I believe it would be best to hold off until David provides guidance
on the future direction. While I am not currently active on BPF-THP,
we are still looking for the right opportunity to upstream it. The
primary difference is that your implementation is cgroup-based;
however, we also plan to switch to that approach once Roman’s work
lands.

I don't mean to imply that BPF-THP is solely my project, but I suspect
you will eventually arrive at a similar implementation to what I’ve
developed. So far, I haven’t found a more efficient API than the
following:

  unsigned long
  bpf_hook_thp_get_orders(struct vm_area_struct *vma, enum tva_type type,
                                             unsigned long orders)
  {
       return orders;
  }

-- 
Regards
Yafang
Re: [PATCH 0/4] mm: introduce mthp_ext via cgroup-bpf to make mTHP more transparent
Posted by Vernon Yang 1 month, 1 week ago
On Thu, May 7, 2026 at 9:19 PM Yafang Shao <laoar.shao@gmail.com> wrote:
>
> On Thu, May 7, 2026 at 8:51 PM Vernon Yang <vernon2gm@gmail.com> wrote:
> >
> > On Thu, May 7, 2026 at 11:35 AM Yafang Shao <laoar.shao@gmail.com> wrote:
> > >
> > > On Mon, May 4, 2026 at 12:52 AM Vernon Yang <vernon2gm@gmail.com> wrote:
> > > >
> > > > From: Vernon Yang <yanglincheng@kylinos.cn>
> > > >
> > > > Hi all,
> > > >
> > > > Background
> > > > ==========
> > > >
> > > > As is well known, a system can simultaneously run multiple different
> > > > scenarios. However, THP is not beneficial in every scenario — it is only
> > > > most suitable for memory-intensive applications that are not sensitive
> > > > to tail latency. For example, Redis, which is sensitive to tail latency,
> > > > is not suitable for THP. But in practice, due to Redis issues, the
> > > > entire THP functionality is often turned off, preventing other scenarios
> > > > from benefiting from it.
> > > >
> > > > There are also some embedded scenarios (e.g. Android) that directly use
> > > > 2MB THP, where the granularity is too large. Therefore, we introduced
> > > > mTHP in v6.8, which supports multiple-size THP. In practice, however, we
> > > > still globally fix a single mTHP size and are unable to automatically
> > > > select different mTHP sizes based on different scenarios.
> > > >
> > > > After testing, it was found that
> > > >
> > > > - When the system has a lot of free memory, it is normal for Redis to
> > > >   use mTHP. performance degradation in Redis only occurs when the system
> > > >   is under high memory pressure.
> > > > - Additionally, when a large number of small-memory processes use mTHP,
> > > >   memory waste is prone to occur, and performance degradation may also
> > > >   happen during fast memory allocation/release.

* * * * * * *

- **SHORT EXERCISE**: Write what comes next in the mailing-list thread on mTHP via cgroup-bpf, starting after its final sentence. The listing comes from a separate source, unrelated to the mTHP thread.

* * * * * * *

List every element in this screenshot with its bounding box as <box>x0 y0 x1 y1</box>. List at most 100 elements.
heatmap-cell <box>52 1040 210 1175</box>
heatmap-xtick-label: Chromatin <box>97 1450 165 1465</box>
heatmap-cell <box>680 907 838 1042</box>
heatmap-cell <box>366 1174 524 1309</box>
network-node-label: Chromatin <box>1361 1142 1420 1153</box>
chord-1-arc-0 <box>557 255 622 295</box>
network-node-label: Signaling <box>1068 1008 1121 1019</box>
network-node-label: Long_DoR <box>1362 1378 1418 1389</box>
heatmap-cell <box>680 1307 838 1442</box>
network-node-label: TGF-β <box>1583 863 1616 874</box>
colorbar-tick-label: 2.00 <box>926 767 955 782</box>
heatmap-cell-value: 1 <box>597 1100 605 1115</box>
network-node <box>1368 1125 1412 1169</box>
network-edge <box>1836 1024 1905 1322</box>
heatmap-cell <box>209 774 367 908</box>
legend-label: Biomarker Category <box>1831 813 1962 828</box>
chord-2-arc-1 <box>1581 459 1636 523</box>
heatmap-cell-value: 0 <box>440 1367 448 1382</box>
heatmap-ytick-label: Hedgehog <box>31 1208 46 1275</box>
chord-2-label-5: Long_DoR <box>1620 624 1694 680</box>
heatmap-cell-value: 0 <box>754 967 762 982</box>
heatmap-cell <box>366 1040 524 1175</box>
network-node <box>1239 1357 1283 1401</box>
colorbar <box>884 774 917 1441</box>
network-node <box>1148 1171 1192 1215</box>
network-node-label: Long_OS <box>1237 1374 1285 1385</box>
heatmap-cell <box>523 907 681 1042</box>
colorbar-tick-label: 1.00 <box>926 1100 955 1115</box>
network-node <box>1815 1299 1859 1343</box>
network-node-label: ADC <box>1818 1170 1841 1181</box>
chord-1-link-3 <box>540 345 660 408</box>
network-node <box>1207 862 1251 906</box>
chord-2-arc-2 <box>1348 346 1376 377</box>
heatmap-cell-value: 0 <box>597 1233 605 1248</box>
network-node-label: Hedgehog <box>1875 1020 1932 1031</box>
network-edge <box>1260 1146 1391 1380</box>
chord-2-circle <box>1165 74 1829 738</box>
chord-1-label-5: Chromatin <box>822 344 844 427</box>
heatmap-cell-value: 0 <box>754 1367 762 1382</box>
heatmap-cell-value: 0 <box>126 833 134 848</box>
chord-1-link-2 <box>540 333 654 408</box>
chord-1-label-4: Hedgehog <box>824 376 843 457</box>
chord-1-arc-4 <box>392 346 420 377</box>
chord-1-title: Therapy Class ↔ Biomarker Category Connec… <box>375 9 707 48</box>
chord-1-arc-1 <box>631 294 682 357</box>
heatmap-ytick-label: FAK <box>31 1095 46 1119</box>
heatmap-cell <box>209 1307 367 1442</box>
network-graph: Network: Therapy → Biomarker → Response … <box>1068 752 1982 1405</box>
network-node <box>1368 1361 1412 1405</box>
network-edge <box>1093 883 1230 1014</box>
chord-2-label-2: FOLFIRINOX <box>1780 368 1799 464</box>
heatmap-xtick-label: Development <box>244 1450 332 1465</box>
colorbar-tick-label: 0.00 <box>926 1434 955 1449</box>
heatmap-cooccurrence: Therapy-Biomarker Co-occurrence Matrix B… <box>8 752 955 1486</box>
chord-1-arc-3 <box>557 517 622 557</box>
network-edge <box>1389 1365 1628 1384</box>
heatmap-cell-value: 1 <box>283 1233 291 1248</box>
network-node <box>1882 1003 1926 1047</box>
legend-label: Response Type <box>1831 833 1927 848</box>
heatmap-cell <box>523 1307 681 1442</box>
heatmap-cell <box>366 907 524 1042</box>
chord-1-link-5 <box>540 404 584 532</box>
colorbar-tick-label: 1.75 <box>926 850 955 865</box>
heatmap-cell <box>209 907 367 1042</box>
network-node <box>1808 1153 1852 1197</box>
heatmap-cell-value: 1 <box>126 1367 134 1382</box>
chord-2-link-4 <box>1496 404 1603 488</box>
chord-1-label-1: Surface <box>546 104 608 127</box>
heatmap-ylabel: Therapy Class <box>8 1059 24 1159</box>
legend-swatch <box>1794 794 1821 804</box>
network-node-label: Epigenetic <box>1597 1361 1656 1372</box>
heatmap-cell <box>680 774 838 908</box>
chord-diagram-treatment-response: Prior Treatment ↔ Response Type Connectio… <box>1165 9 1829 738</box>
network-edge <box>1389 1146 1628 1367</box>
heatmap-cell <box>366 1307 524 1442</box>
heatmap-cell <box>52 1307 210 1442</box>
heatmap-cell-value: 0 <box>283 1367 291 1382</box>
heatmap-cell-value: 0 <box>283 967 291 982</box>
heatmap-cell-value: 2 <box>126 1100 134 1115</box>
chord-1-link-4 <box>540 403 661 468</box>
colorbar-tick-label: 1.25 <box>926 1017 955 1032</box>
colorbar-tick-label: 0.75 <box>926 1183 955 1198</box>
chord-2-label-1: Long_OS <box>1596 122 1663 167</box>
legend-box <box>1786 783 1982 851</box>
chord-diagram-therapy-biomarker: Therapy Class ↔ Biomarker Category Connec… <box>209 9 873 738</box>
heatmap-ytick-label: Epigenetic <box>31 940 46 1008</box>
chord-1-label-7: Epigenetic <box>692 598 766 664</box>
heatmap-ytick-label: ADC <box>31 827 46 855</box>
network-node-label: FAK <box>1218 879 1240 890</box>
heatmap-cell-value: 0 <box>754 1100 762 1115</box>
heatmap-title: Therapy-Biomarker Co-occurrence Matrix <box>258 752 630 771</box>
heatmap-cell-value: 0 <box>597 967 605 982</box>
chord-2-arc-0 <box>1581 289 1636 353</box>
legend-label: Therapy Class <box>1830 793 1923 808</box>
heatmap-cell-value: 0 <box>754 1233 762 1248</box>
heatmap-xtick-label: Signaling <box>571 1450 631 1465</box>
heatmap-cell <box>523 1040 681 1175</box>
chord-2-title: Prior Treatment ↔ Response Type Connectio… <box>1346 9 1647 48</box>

* * * * * * *

- **REPLY TO THE EXERCISE**:
> > > >
> > > > Previously, "Cgroup-based THP control"[1] was proposed, but it had the
> > > > following issues.
> > > >
> > > > - It breaks the cgroup hierarchy property.
> > > > - Add new THP knobs, making sysadmin's job more complex
> > > >
> > > > Previously, "mm, bpf: BPF-MM, BPF-THP"[2] was proposed, but it had the
> > > > following issues.
> > > >
> > > > - It didn't address the issue on the per-process mode.
> > > > - For global mode, the prctl(PR_SET_THP_DISABLE) has already achieved
> > > >   the same objective, there is no need to add two mechanisms for the
> > > >   same purpose.
> > > > - Attaching st_ops to mm_struct, the same issues that cgroup-bpf once
> > >
> > > Hello,
> > >
> > > The primary hurdles preventing BPF-THP from being upstreamed are:
> > >
> > > - Uncertainty regarding the stable API
> > >
> > >   It remains unclear whether the following API is sufficient for
> > >   BPF-THP requirements:
> >
> > Thank you for pointing this out. I will add it to this issue list in
> > the next version.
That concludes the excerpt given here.